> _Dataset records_
□ □ □ □ □

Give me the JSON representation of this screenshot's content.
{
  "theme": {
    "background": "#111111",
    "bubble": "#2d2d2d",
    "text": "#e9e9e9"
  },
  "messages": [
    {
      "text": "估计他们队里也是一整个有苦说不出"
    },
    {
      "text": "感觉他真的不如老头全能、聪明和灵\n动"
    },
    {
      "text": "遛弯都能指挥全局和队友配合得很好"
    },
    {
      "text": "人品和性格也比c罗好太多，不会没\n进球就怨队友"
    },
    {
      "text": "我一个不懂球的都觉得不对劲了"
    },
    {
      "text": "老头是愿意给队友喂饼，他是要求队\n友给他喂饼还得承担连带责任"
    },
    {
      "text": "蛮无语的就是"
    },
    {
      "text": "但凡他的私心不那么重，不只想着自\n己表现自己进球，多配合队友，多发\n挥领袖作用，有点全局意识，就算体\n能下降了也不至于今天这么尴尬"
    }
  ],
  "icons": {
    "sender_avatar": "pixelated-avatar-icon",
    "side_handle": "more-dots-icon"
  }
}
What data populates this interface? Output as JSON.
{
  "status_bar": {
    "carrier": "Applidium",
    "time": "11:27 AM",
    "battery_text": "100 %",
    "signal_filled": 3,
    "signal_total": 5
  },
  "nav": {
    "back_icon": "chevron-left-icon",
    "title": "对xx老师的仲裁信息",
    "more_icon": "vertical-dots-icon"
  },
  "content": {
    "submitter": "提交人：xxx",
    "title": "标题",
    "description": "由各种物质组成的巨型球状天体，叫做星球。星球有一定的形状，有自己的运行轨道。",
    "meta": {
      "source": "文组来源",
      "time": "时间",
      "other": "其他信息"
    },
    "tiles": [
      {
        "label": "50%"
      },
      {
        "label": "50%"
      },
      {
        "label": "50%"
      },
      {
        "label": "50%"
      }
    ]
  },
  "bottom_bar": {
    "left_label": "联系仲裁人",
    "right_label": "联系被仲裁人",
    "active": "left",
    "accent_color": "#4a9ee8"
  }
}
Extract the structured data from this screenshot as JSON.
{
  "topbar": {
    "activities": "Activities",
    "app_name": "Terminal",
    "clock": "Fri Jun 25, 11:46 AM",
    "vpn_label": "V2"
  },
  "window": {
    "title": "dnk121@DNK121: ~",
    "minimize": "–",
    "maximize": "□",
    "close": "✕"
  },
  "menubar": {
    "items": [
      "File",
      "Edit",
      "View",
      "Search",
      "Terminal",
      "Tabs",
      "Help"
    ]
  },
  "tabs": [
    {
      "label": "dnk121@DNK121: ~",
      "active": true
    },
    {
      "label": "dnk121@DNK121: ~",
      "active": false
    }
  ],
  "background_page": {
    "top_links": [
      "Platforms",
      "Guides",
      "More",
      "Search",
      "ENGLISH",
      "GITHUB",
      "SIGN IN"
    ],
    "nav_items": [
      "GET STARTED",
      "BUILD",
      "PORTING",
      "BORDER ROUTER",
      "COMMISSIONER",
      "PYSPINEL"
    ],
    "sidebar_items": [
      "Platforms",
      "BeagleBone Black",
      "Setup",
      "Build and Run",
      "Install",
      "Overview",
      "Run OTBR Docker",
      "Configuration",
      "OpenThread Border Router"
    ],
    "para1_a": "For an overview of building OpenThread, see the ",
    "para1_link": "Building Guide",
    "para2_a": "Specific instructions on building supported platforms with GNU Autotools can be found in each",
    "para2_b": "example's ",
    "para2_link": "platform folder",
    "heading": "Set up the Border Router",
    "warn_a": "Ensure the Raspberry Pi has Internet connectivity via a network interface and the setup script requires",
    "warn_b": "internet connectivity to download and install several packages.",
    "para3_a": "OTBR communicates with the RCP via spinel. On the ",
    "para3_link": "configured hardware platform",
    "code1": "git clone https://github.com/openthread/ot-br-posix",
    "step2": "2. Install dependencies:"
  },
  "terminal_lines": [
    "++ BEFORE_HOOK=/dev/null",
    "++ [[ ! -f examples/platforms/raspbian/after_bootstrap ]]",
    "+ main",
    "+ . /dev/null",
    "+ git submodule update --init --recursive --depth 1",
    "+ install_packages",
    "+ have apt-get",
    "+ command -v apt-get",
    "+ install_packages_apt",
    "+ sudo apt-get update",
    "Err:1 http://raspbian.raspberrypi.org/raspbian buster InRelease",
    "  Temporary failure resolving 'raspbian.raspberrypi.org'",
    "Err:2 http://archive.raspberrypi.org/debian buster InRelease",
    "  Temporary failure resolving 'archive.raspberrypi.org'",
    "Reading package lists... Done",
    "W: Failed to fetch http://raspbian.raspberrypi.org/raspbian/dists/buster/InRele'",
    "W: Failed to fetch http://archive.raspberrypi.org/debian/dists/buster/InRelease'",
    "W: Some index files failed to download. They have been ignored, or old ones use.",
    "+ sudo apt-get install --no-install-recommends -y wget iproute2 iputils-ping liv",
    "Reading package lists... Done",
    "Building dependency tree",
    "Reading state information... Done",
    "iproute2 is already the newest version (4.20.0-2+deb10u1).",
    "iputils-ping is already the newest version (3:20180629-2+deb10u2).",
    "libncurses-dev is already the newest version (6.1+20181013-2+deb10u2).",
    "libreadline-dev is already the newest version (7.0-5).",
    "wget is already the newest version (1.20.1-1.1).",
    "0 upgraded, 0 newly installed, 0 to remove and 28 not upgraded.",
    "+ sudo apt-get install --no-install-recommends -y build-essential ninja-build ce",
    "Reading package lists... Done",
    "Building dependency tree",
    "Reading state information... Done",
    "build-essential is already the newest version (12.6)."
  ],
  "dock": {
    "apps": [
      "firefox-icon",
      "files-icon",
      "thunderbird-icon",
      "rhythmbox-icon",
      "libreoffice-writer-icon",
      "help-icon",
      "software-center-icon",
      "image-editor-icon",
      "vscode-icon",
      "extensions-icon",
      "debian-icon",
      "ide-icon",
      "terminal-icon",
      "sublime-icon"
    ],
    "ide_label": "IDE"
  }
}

□ □ □ □ □

> _Exercise_
Would you reproduce the material above in full, exactly as given?

> _The result_
Give me the JSON representation of this screenshot's content.
{
  "theme": {
    "background": "#111111",
    "bubble": "#2d2d2d",
    "text": "#e9e9e9"
  },
  "messages": [
    {
      "text": "估计他们队里也是一整个有苦说不出"
    },
    {
      "text": "感觉他真的不如老头全能、聪明和灵\n动"
    },
    {
      "text": "遛弯都能指挥全局和队友配合得很好"
    },
    {
      "text": "人品和性格也比c罗好太多，不会没\n进球就怨队友"
    },
    {
      "text": "我一个不懂球的都觉得不对劲了"
    },
    {
      "text": "老头是愿意给队友喂饼，他是要求队\n友给他喂饼还得承担连带责任"
    },
    {
      "text": "蛮无语的就是"
    },
    {
      "text": "但凡他的私心不那么重，不只想着自\n己表现自己进球，多配合队友，多发\n挥领袖作用，有点全局意识，就算体\n能下降了也不至于今天这么尴尬"
    }
  ],
  "icons": {
    "sender_avatar": "pixelated-avatar-icon",
    "side_handle": "more-dots-icon"
  }
}
What data populates this interface? Output as JSON.
{
  "status_bar": {
    "carrier": "Applidium",
    "time": "11:27 AM",
    "battery_text": "100 %",
    "signal_filled": 3,
    "signal_total": 5
  },
  "nav": {
    "back_icon": "chevron-left-icon",
    "title": "对xx老师的仲裁信息",
    "more_icon": "vertical-dots-icon"
  },
  "content": {
    "submitter": "提交人：xxx",
    "title": "标题",
    "description": "由各种物质组成的巨型球状天体，叫做星球。星球有一定的形状，有自己的运行轨道。",
    "meta": {
      "source": "文组来源",
      "time": "时间",
      "other": "其他信息"
    },
    "tiles": [
      {
        "label": "50%"
      },
      {
        "label": "50%"
      },
      {
        "label": "50%"
      },
      {
        "label": "50%"
      }
    ]
  },
  "bottom_bar": {
    "left_label": "联系仲裁人",
    "right_label": "联系被仲裁人",
    "active": "left",
    "accent_color": "#4a9ee8"
  }
}
Extract the structured data from this screenshot as JSON.
{
  "topbar": {
    "activities": "Activities",
    "app_name": "Terminal",
    "clock": "Fri Jun 25, 11:46 AM",
    "vpn_label": "V2"
  },
  "window": {
    "title": "dnk121@DNK121: ~",
    "minimize": "–",
    "maximize": "□",
    "close": "✕"
  },
  "menubar": {
    "items": [
      "File",
      "Edit",
      "View",
      "Search",
      "Terminal",
      "Tabs",
      "Help"
    ]
  },
  "tabs": [
    {
      "label": "dnk121@DNK121: ~",
      "active": true
    },
    {
      "label": "dnk121@DNK121: ~",
      "active": false
    }
  ],
  "background_page": {
    "top_links": [
      "Platforms",
      "Guides",
      "More",
      "Search",
      "ENGLISH",
      "GITHUB",
      "SIGN IN"
    ],
    "nav_items": [
      "GET STARTED",
      "BUILD",
      "PORTING",
      "BORDER ROUTER",
      "COMMISSIONER",
      "PYSPINEL"
    ],
    "sidebar_items": [
      "Platforms",
      "BeagleBone Black",
      "Setup",
      "Build and Run",
      "Install",
      "Overview",
      "Run OTBR Docker",
      "Configuration",
      "OpenThread Border Router"
    ],
    "para1_a": "For an overview of building OpenThread, see the ",
    "para1_link": "Building Guide",
    "para2_a": "Specific instructions on building supported platforms with GNU Autotools can be found in each",
    "para2_b": "example's ",
    "para2_link": "platform folder",
    "heading": "Set up the Border Router",
    "warn_a": "Ensure the Raspberry Pi has Internet connectivity via a network interface and the setup script requires",
    "warn_b": "internet connectivity to download and install several packages.",
    "para3_a": "OTBR communicates with the RCP via spinel. On the ",
    "para3_link": "configured hardware platform",
    "code1": "git clone https://github.com/openthread/ot-br-posix",
    "step2": "2. Install dependencies:"
  },
  "terminal_lines": [
    "++ BEFORE_HOOK=/dev/null",
    "++ [[ ! -f examples/platforms/raspbian/after_bootstrap ]]",
    "+ main",
    "+ . /dev/null",
    "+ git submodule update --init --recursive --depth 1",
    "+ install_packages",
    "+ have apt-get",
    "+ command -v apt-get",
    "+ install_packages_apt",
    "+ sudo apt-get update",
    "Err:1 http://raspbian.raspberrypi.org/raspbian buster InRelease",
    "  Temporary failure resolving 'raspbian.raspberrypi.org'",
    "Err:2 http://archive.raspberrypi.org/debian buster InRelease",
    "  Temporary failure resolving 'archive.raspberrypi.org'",
    "Reading package lists... Done",
    "W: Failed to fetch http://raspbian.raspberrypi.org/raspbian/dists/buster/InRele'",
    "W: Failed to fetch http://archive.raspberrypi.org/debian/dists/buster/InRelease'",
    "W: Some index files failed to download. They have been ignored, or old ones use.",
    "+ sudo apt-get install --no-install-recommends -y wget iproute2 iputils-ping liv",
    "Reading package lists... Done",
    "Building dependency tree",
    "Reading state information... Done",
    "iproute2 is already the newest version (4.20.0-2+deb10u1).",
    "iputils-ping is already the newest version (3:20180629-2+deb10u2).",
    "libncurses-dev is already the newest version (6.1+20181013-2+deb10u2).",
    "libreadline-dev is already the newest version (7.0-5).",
    "wget is already the newest version (1.20.1-1.1).",
    "0 upgraded, 0 newly installed, 0 to remove and 28 not upgraded.",
    "+ sudo apt-get install --no-install-recommends -y build-essential ninja-build ce",
    "Reading package lists... Done",
    "Building dependency tree",
    "Reading state information... Done",
    "build-essential is already the newest version (12.6)."
  ],
  "dock": {
    "apps": [
      "firefox-icon",
      "files-icon",
      "thunderbird-icon",
      "rhythmbox-icon",
      "libreoffice-writer-icon",
      "help-icon",
      "software-center-icon",
      "image-editor-icon",
      "vscode-icon",
      "extensions-icon",
      "debian-icon",
      "ide-icon",
      "terminal-icon",
      "sublime-icon"
    ],
    "ide_label": "IDE"
  }
}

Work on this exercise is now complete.